** START INPUT MATERIAL **
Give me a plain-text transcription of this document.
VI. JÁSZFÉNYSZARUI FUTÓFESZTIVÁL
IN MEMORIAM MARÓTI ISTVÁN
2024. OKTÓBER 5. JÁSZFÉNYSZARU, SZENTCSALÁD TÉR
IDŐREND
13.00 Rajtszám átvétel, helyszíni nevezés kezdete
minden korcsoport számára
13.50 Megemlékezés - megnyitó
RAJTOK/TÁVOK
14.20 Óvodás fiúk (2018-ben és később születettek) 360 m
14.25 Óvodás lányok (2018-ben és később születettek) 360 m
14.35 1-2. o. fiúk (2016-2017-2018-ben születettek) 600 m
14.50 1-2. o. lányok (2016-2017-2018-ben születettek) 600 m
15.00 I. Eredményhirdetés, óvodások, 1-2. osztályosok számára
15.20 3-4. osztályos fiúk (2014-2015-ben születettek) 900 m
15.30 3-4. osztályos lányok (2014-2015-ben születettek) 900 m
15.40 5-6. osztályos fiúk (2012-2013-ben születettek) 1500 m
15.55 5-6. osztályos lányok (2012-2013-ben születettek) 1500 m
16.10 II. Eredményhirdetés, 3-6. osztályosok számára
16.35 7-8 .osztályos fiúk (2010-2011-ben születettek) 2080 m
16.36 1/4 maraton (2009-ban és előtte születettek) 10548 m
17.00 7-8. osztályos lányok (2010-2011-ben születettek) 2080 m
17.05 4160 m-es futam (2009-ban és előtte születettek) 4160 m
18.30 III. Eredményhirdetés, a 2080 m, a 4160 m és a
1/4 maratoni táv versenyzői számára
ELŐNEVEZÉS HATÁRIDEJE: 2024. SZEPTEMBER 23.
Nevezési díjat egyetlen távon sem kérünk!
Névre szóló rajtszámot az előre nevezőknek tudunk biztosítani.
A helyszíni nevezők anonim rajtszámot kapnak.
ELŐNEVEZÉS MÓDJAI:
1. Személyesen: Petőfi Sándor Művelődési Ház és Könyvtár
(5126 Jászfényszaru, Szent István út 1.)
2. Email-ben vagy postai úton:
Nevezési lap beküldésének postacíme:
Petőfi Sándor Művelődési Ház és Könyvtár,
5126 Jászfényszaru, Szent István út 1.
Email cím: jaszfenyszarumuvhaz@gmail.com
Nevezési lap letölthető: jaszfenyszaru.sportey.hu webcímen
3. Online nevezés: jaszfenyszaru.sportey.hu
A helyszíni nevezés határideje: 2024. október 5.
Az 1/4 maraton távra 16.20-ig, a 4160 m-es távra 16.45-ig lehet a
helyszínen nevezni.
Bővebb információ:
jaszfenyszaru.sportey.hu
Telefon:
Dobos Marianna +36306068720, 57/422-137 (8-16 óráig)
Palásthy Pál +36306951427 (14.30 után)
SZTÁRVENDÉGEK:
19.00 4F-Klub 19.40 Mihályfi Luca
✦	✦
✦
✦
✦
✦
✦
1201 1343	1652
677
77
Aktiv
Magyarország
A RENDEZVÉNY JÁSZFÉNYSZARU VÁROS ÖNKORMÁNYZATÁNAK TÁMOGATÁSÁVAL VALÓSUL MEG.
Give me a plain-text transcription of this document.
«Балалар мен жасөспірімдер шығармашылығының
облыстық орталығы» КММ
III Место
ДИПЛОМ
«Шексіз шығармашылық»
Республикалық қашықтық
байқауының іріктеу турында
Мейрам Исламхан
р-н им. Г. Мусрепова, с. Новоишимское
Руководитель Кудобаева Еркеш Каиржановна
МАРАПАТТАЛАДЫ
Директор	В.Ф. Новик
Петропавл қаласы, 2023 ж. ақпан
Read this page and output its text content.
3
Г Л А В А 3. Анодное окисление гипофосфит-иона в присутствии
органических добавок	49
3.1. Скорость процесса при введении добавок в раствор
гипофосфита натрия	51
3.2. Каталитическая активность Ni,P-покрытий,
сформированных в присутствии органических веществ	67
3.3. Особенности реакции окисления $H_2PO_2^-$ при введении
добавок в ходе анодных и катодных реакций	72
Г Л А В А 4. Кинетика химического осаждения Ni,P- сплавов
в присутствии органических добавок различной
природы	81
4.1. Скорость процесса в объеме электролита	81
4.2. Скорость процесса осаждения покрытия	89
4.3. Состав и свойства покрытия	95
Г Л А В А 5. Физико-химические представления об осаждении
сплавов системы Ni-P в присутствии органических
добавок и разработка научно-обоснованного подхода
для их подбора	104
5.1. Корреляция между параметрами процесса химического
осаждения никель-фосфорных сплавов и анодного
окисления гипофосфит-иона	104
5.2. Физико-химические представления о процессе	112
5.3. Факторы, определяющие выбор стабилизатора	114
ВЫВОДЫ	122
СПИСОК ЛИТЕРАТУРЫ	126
** END INPUT MATERIAL **
PROMPT:
Set down each entry again, unchanged.

THE COMPLETED TASK:
Give me a plain-text transcription of this document.
VI. JÁSZFÉNYSZARUI FUTÓFESZTIVÁL
IN MEMORIAM MARÓTI ISTVÁN
2024. OKTÓBER 5. JÁSZFÉNYSZARU, SZENTCSALÁD TÉR
IDŐREND
13.00 Rajtszám átvétel, helyszíni nevezés kezdete
minden korcsoport számára
13.50 Megemlékezés - megnyitó
RAJTOK/TÁVOK
14.20 Óvodás fiúk (2018-ben és később születettek) 360 m
14.25 Óvodás lányok (2018-ben és később születettek) 360 m
14.35 1-2. o. fiúk (2016-2017-2018-ben születettek) 600 m
14.50 1-2. o. lányok (2016-2017-2018-ben születettek) 600 m
15.00 I. Eredményhirdetés, óvodások, 1-2. osztályosok számára
15.20 3-4. osztályos fiúk (2014-2015-ben születettek) 900 m
15.30 3-4. osztályos lányok (2014-2015-ben születettek) 900 m
15.40 5-6. osztályos fiúk (2012-2013-ben születettek) 1500 m
15.55 5-6. osztályos lányok (2012-2013-ben születettek) 1500 m
16.10 II. Eredményhirdetés, 3-6. osztályosok számára
16.35 7-8 .osztályos fiúk (2010-2011-ben születettek) 2080 m
16.36 1/4 maraton (2009-ban és előtte születettek) 10548 m
17.00 7-8. osztályos lányok (2010-2011-ben születettek) 2080 m
17.05 4160 m-es futam (2009-ban és előtte születettek) 4160 m
18.30 III. Eredményhirdetés, a 2080 m, a 4160 m és a
1/4 maratoni táv versenyzői számára
ELŐNEVEZÉS HATÁRIDEJE: 2024. SZEPTEMBER 23.
Nevezési díjat egyetlen távon sem kérünk!
Névre szóló rajtszámot az előre nevezőknek tudunk biztosítani.
A helyszíni nevezők anonim rajtszámot kapnak.
ELŐNEVEZÉS MÓDJAI:
1. Személyesen: Petőfi Sándor Művelődési Ház és Könyvtár
(5126 Jászfényszaru, Szent István út 1.)
2. Email-ben vagy postai úton:
Nevezési lap beküldésének postacíme:
Petőfi Sándor Művelődési Ház és Könyvtár,
5126 Jászfényszaru, Szent István út 1.
Email cím: jaszfenyszarumuvhaz@gmail.com
Nevezési lap letölthető: jaszfenyszaru.sportey.hu webcímen
3. Online nevezés: jaszfenyszaru.sportey.hu
A helyszíni nevezés határideje: 2024. október 5.
Az 1/4 maraton távra 16.20-ig, a 4160 m-es távra 16.45-ig lehet a
helyszínen nevezni.
Bővebb információ:
jaszfenyszaru.sportey.hu
Telefon:
Dobos Marianna +36306068720, 57/422-137 (8-16 óráig)
Palásthy Pál +36306951427 (14.30 után)
SZTÁRVENDÉGEK:
19.00 4F-Klub 19.40 Mihályfi Luca
✦	✦
✦
✦
✦
✦
✦
1201 1343	1652
677
77
Aktiv
Magyarország
A RENDEZVÉNY JÁSZFÉNYSZARU VÁROS ÖNKORMÁNYZATÁNAK TÁMOGATÁSÁVAL VALÓSUL MEG.
Give me a plain-text transcription of this document.
«Балалар мен жасөспірімдер шығармашылығының
облыстық орталығы» КММ
III Место
ДИПЛОМ
«Шексіз шығармашылық»
Республикалық қашықтық
байқауының іріктеу турында
Мейрам Исламхан
р-н им. Г. Мусрепова, с. Новоишимское
Руководитель Кудобаева Еркеш Каиржановна
МАРАПАТТАЛАДЫ
Директор	В.Ф. Новик
Петропавл қаласы, 2023 ж. ақпан
Read this page and output its text content.
3
Г Л А В А 3. Анодное окисление гипофосфит-иона в присутствии
органических добавок	49
3.1. Скорость процесса при введении добавок в раствор
гипофосфита натрия	51
3.2. Каталитическая активность Ni,P-покрытий,
сформированных в присутствии органических веществ	67
3.3. Особенности реакции окисления $H_2PO_2^-$ при введении
добавок в ходе анодных и катодных реакций	72
Г Л А В А 4. Кинетика химического осаждения Ni,P- сплавов
в присутствии органических добавок различной
природы	81
4.1. Скорость процесса в объеме электролита	81
4.2. Скорость процесса осаждения покрытия	89
4.3. Состав и свойства покрытия	95
Г Л А В А 5. Физико-химические представления об осаждении
сплавов системы Ni-P в присутствии органических
добавок и разработка научно-обоснованного подхода
для их подбора	104
5.1. Корреляция между параметрами процесса химического
осаждения никель-фосфорных сплавов и анодного
окисления гипофосфит-иона	104
5.2. Физико-химические представления о процессе	112
5.3. Факторы, определяющие выбор стабилизатора	114
ВЫВОДЫ	122
СПИСОК ЛИТЕРАТУРЫ	126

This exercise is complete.